__Required task__
Render every entry exactly as it appears.

__Entries with figure data__
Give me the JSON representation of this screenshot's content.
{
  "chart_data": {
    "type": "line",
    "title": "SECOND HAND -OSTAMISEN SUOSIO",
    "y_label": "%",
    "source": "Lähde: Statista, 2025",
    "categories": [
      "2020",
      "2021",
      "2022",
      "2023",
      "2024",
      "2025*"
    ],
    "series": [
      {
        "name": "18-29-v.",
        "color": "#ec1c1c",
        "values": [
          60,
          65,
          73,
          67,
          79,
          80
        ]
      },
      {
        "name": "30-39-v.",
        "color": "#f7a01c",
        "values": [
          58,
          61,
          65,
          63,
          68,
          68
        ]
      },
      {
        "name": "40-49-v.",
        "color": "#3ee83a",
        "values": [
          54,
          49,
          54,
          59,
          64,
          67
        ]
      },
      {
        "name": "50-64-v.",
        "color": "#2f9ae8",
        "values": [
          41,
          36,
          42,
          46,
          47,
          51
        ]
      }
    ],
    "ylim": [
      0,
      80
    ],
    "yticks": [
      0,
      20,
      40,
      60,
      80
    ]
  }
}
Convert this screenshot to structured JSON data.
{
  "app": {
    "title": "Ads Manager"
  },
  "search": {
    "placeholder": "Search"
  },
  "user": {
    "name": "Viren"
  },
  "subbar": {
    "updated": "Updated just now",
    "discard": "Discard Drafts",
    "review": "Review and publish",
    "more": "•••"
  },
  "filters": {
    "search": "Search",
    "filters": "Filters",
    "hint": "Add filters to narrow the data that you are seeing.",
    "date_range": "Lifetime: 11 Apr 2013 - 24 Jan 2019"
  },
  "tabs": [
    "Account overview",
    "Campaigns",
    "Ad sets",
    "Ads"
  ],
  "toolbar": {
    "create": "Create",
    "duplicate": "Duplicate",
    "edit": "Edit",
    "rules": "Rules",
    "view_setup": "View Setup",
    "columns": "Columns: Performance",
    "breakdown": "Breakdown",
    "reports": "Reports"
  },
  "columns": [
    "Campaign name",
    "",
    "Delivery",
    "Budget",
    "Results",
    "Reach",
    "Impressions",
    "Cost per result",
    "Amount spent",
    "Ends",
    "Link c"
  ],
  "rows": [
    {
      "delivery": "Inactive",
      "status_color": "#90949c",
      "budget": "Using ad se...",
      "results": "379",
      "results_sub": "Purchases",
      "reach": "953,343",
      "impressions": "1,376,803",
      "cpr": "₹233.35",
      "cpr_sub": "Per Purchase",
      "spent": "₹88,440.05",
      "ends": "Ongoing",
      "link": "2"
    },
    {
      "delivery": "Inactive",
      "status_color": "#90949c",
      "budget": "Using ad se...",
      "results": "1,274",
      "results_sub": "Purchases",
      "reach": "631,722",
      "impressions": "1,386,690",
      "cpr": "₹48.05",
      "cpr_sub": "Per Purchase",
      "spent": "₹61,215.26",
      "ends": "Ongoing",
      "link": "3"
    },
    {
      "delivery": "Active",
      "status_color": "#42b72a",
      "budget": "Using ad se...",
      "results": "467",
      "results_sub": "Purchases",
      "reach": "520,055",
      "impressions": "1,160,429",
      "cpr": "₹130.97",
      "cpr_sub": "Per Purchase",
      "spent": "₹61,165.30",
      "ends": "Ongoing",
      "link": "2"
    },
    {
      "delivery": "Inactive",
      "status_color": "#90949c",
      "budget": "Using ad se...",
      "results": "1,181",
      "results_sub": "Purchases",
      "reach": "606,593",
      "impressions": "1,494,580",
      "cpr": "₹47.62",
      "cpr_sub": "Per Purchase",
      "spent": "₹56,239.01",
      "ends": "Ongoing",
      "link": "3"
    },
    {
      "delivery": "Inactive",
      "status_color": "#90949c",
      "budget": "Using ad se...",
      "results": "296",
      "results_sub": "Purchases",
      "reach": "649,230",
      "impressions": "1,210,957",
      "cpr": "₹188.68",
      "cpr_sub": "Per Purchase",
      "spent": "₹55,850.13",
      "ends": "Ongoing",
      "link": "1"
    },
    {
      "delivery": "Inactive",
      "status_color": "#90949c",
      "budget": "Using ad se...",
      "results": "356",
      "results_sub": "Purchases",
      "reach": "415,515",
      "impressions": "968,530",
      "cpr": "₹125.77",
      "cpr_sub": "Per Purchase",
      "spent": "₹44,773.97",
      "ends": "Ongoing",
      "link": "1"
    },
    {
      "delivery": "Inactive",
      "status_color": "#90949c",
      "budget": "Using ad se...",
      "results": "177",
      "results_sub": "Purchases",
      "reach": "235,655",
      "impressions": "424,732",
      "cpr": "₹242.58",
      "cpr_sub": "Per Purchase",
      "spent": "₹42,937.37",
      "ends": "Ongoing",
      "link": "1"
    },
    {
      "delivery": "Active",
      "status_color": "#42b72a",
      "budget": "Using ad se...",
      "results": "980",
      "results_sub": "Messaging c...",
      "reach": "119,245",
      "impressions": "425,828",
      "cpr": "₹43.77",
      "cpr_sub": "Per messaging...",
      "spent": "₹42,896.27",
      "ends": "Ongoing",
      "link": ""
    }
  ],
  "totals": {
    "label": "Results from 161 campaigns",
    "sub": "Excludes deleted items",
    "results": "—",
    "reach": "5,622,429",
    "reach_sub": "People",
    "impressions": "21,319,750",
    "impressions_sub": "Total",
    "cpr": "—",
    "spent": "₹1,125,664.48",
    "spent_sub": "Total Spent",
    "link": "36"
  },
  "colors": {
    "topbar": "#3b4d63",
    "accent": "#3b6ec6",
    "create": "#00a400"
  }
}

__Right answer__
Give me the JSON representation of this screenshot's content.
{
  "chart_data": {
    "type": "line",
    "title": "SECOND HAND -OSTAMISEN SUOSIO",
    "y_label": "%",
    "source": "Lähde: Statista, 2025",
    "categories": [
      "2020",
      "2021",
      "2022",
      "2023",
      "2024",
      "2025*"
    ],
    "series": [
      {
        "name": "18-29-v.",
        "color": "#ec1c1c",
        "values": [
          60,
          65,
          73,
          67,
          79,
          80
        ]
      },
      {
        "name": "30-39-v.",
        "color": "#f7a01c",
        "values": [
          58,
          61,
          65,
          63,
          68,
          68
        ]
      },
      {
        "name": "40-49-v.",
        "color": "#3ee83a",
        "values": [
          54,
          49,
          54,
          59,
          64,
          67
        ]
      },
      {
        "name": "50-64-v.",
        "color": "#2f9ae8",
        "values": [
          41,
          36,
          42,
          46,
          47,
          51
        ]
      }
    ],
    "ylim": [
      0,
      80
    ],
    "yticks": [
      0,
      20,
      40,
      60,
      80
    ]
  }
}
Convert this screenshot to structured JSON data.
{
  "app": {
    "title": "Ads Manager"
  },
  "search": {
    "placeholder": "Search"
  },
  "user": {
    "name": "Viren"
  },
  "subbar": {
    "updated": "Updated just now",
    "discard": "Discard Drafts",
    "review": "Review and publish",
    "more": "•••"
  },
  "filters": {
    "search": "Search",
    "filters": "Filters",
    "hint": "Add filters to narrow the data that you are seeing.",
    "date_range": "Lifetime: 11 Apr 2013 - 24 Jan 2019"
  },
  "tabs": [
    "Account overview",
    "Campaigns",
    "Ad sets",
    "Ads"
  ],
  "toolbar": {
    "create": "Create",
    "duplicate": "Duplicate",
    "edit": "Edit",
    "rules": "Rules",
    "view_setup": "View Setup",
    "columns": "Columns: Performance",
    "breakdown": "Breakdown",
    "reports": "Reports"
  },
  "columns": [
    "Campaign name",
    "",
    "Delivery",
    "Budget",
    "Results",
    "Reach",
    "Impressions",
    "Cost per result",
    "Amount spent",
    "Ends",
    "Link c"
  ],
  "rows": [
    {
      "delivery": "Inactive",
      "status_color": "#90949c",
      "budget": "Using ad se...",
      "results": "379",
      "results_sub": "Purchases",
      "reach": "953,343",
      "impressions": "1,376,803",
      "cpr": "₹233.35",
      "cpr_sub": "Per Purchase",
      "spent": "₹88,440.05",
      "ends": "Ongoing",
      "link": "2"
    },
    {
      "delivery": "Inactive",
      "status_color": "#90949c",
      "budget": "Using ad se...",
      "results": "1,274",
      "results_sub": "Purchases",
      "reach": "631,722",
      "impressions": "1,386,690",
      "cpr": "₹48.05",
      "cpr_sub": "Per Purchase",
      "spent": "₹61,215.26",
      "ends": "Ongoing",
      "link": "3"
    },
    {
      "delivery": "Active",
      "status_color": "#42b72a",
      "budget": "Using ad se...",
      "results": "467",
      "results_sub": "Purchases",
      "reach": "520,055",
      "impressions": "1,160,429",
      "cpr": "₹130.97",
      "cpr_sub": "Per Purchase",
      "spent": "₹61,165.30",
      "ends": "Ongoing",
      "link": "2"
    },
    {
      "delivery": "Inactive",
      "status_color": "#90949c",
      "budget": "Using ad se...",
      "results": "1,181",
      "results_sub": "Purchases",
      "reach": "606,593",
      "impressions": "1,494,580",
      "cpr": "₹47.62",
      "cpr_sub": "Per Purchase",
      "spent": "₹56,239.01",
      "ends": "Ongoing",
      "link": "3"
    },
    {
      "delivery": "Inactive",
      "status_color": "#90949c",
      "budget": "Using ad se...",
      "results": "296",
      "results_sub": "Purchases",
      "reach": "649,230",
      "impressions": "1,210,957",
      "cpr": "₹188.68",
      "cpr_sub": "Per Purchase",
      "spent": "₹55,850.13",
      "ends": "Ongoing",
      "link": "1"
    },
    {
      "delivery": "Inactive",
      "status_color": "#90949c",
      "budget": "Using ad se...",
      "results": "356",
      "results_sub": "Purchases",
      "reach": "415,515",
      "impressions": "968,530",
      "cpr": "₹125.77",
      "cpr_sub": "Per Purchase",
      "spent": "₹44,773.97",
      "ends": "Ongoing",
      "link": "1"
    },
    {
      "delivery": "Inactive",
      "status_color": "#90949c",
      "budget": "Using ad se...",
      "results": "177",
      "results_sub": "Purchases",
      "reach": "235,655",
      "impressions": "424,732",
      "cpr": "₹242.58",
      "cpr_sub": "Per Purchase",
      "spent": "₹42,937.37",
      "ends": "Ongoing",
      "link": "1"
    },
    {
      "delivery": "Active",
      "status_color": "#42b72a",
      "budget": "Using ad se...",
      "results": "980",
      "results_sub": "Messaging c...",
      "reach": "119,245",
      "impressions": "425,828",
      "cpr": "₹43.77",
      "cpr_sub": "Per messaging...",
      "spent": "₹42,896.27",
      "ends": "Ongoing",
      "link": ""
    }
  ],
  "totals": {
    "label": "Results from 161 campaigns",
    "sub": "Excludes deleted items",
    "results": "—",
    "reach": "5,622,429",
    "reach_sub": "People",
    "impressions": "21,319,750",
    "impressions_sub": "Total",
    "cpr": "—",
    "spent": "₹1,125,664.48",
    "spent_sub": "Total Spent",
    "link": "36"
  },
  "colors": {
    "topbar": "#3b4d63",
    "accent": "#3b6ec6",
    "create": "#00a400"
  }
}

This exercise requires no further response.